=== Recorded data ===
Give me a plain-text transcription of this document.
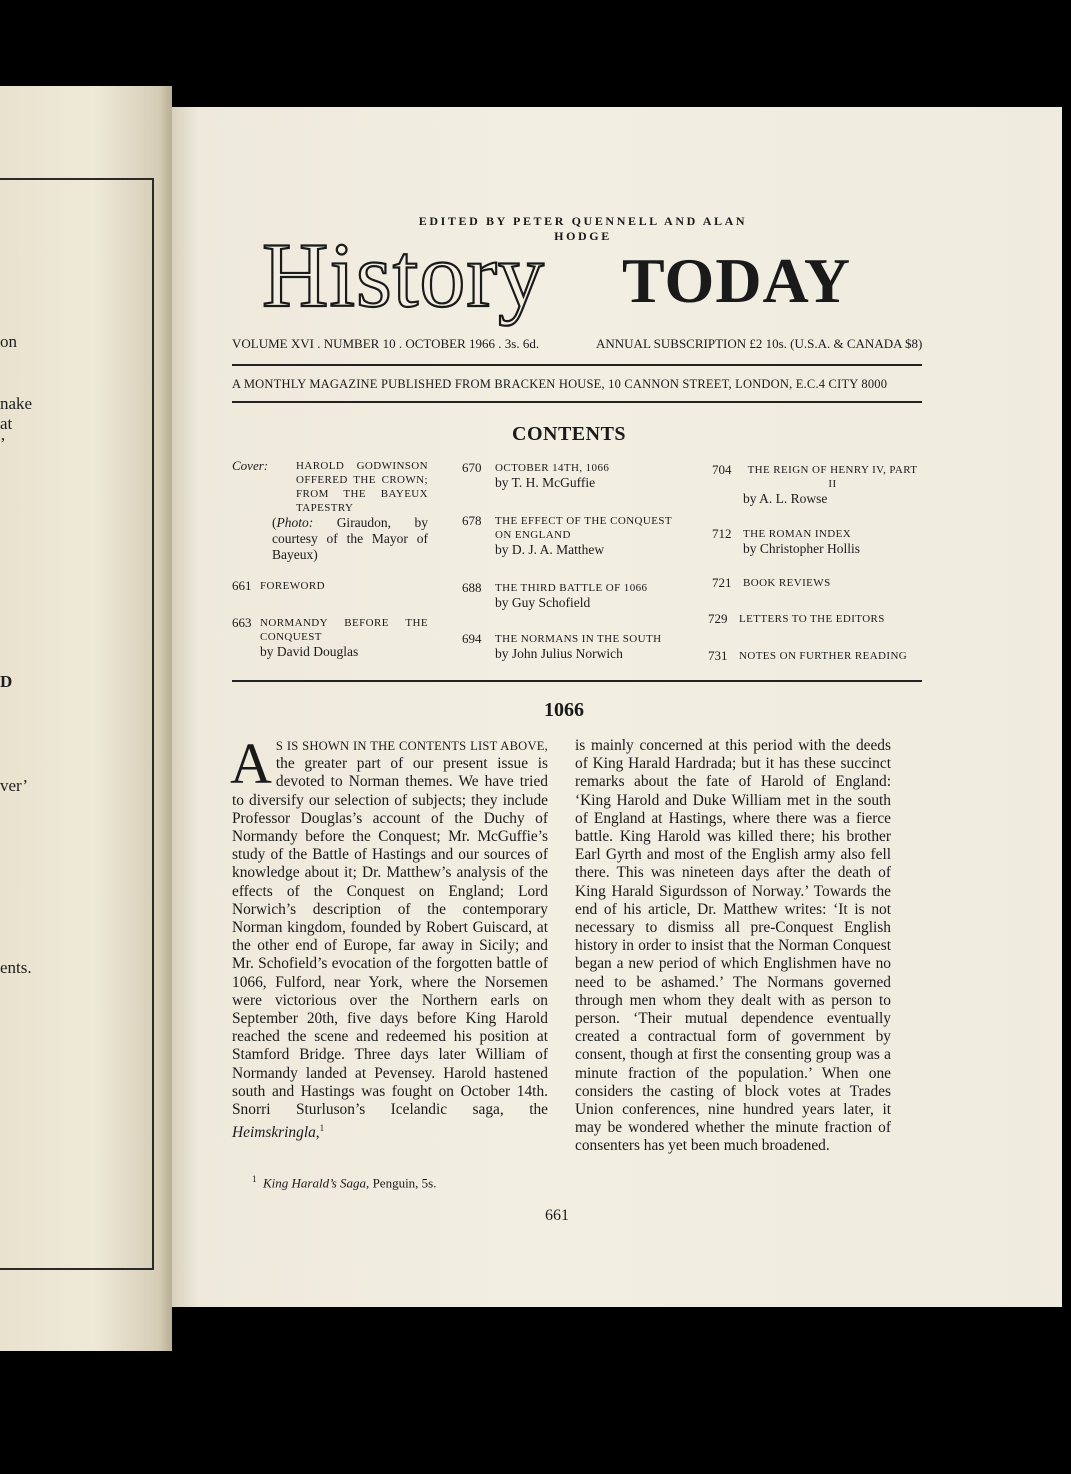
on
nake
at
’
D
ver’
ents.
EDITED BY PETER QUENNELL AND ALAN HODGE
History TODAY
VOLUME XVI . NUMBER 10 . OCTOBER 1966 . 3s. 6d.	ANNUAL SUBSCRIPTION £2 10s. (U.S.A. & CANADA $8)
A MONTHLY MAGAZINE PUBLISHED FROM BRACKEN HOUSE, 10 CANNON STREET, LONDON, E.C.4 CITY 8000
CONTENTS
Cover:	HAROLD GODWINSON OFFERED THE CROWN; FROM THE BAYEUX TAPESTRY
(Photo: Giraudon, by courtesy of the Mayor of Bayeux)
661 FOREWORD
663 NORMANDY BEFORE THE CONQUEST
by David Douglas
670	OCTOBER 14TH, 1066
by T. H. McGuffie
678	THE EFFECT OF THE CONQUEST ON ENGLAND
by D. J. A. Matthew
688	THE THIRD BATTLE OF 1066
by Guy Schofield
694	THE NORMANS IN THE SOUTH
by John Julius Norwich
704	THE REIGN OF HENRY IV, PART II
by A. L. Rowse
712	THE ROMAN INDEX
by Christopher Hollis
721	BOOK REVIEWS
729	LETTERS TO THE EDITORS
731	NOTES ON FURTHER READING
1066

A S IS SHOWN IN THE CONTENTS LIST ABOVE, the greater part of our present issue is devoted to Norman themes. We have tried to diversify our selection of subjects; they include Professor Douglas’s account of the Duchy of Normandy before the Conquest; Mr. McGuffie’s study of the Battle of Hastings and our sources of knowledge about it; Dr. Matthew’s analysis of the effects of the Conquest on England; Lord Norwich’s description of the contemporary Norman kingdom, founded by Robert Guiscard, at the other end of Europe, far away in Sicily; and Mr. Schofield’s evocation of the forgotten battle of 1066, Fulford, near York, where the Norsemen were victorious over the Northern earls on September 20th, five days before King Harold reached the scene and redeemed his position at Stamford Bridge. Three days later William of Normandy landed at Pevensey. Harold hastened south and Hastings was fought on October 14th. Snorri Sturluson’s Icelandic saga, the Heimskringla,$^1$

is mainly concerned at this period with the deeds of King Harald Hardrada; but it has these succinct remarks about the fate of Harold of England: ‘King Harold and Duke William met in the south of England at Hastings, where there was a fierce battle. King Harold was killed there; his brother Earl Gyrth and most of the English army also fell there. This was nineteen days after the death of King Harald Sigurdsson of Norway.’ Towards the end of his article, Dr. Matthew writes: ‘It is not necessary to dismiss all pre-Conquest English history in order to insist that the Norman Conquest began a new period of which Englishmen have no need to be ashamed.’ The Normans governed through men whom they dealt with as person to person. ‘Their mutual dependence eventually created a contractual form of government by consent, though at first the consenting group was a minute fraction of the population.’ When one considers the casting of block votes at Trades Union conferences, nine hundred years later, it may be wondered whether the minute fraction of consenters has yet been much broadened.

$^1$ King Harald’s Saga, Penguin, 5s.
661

=== Brief ===
Retype each entry precisely. Skip images entirely.

=== Answer to the problem ===
Give me a plain-text transcription of this document.
on
nake
at
’
D
ver’
ents.
EDITED BY PETER QUENNELL AND ALAN HODGE
History TODAY
VOLUME XVI . NUMBER 10 . OCTOBER 1966 . 3s. 6d.	ANNUAL SUBSCRIPTION £2 10s. (U.S.A. & CANADA $8)
A MONTHLY MAGAZINE PUBLISHED FROM BRACKEN HOUSE, 10 CANNON STREET, LONDON, E.C.4 CITY 8000
CONTENTS
Cover:	HAROLD GODWINSON OFFERED THE CROWN; FROM THE BAYEUX TAPESTRY
(Photo: Giraudon, by courtesy of the Mayor of Bayeux)
661 FOREWORD
663 NORMANDY BEFORE THE CONQUEST
by David Douglas
670	OCTOBER 14TH, 1066
by T. H. McGuffie
678	THE EFFECT OF THE CONQUEST ON ENGLAND
by D. J. A. Matthew
688	THE THIRD BATTLE OF 1066
by Guy Schofield
694	THE NORMANS IN THE SOUTH
by John Julius Norwich
704	THE REIGN OF HENRY IV, PART II
by A. L. Rowse
712	THE ROMAN INDEX
by Christopher Hollis
721	BOOK REVIEWS
729	LETTERS TO THE EDITORS
731	NOTES ON FURTHER READING
1066

A S IS SHOWN IN THE CONTENTS LIST ABOVE, the greater part of our present issue is devoted to Norman themes. We have tried to diversify our selection of subjects; they include Professor Douglas’s account of the Duchy of Normandy before the Conquest; Mr. McGuffie’s study of the Battle of Hastings and our sources of knowledge about it; Dr. Matthew’s analysis of the effects of the Conquest on England; Lord Norwich’s description of the contemporary Norman kingdom, founded by Robert Guiscard, at the other end of Europe, far away in Sicily; and Mr. Schofield’s evocation of the forgotten battle of 1066, Fulford, near York, where the Norsemen were victorious over the Northern earls on September 20th, five days before King Harold reached the scene and redeemed his position at Stamford Bridge. Three days later William of Normandy landed at Pevensey. Harold hastened south and Hastings was fought on October 14th. Snorri Sturluson’s Icelandic saga, the Heimskringla,$^1$

is mainly concerned at this period with the deeds of King Harald Hardrada; but it has these succinct remarks about the fate of Harold of England: ‘King Harold and Duke William met in the south of England at Hastings, where there was a fierce battle. King Harold was killed there; his brother Earl Gyrth and most of the English army also fell there. This was nineteen days after the death of King Harald Sigurdsson of Norway.’ Towards the end of his article, Dr. Matthew writes: ‘It is not necessary to dismiss all pre-Conquest English history in order to insist that the Norman Conquest began a new period of which Englishmen have no need to be ashamed.’ The Normans governed through men whom they dealt with as person to person. ‘Their mutual dependence eventually created a contractual form of government by consent, though at first the consenting group was a minute fraction of the population.’ When one considers the casting of block votes at Trades Union conferences, nine hundred years later, it may be wondered whether the minute fraction of consenters has yet been much broadened.

$^1$ King Harald’s Saga, Penguin, 5s.
661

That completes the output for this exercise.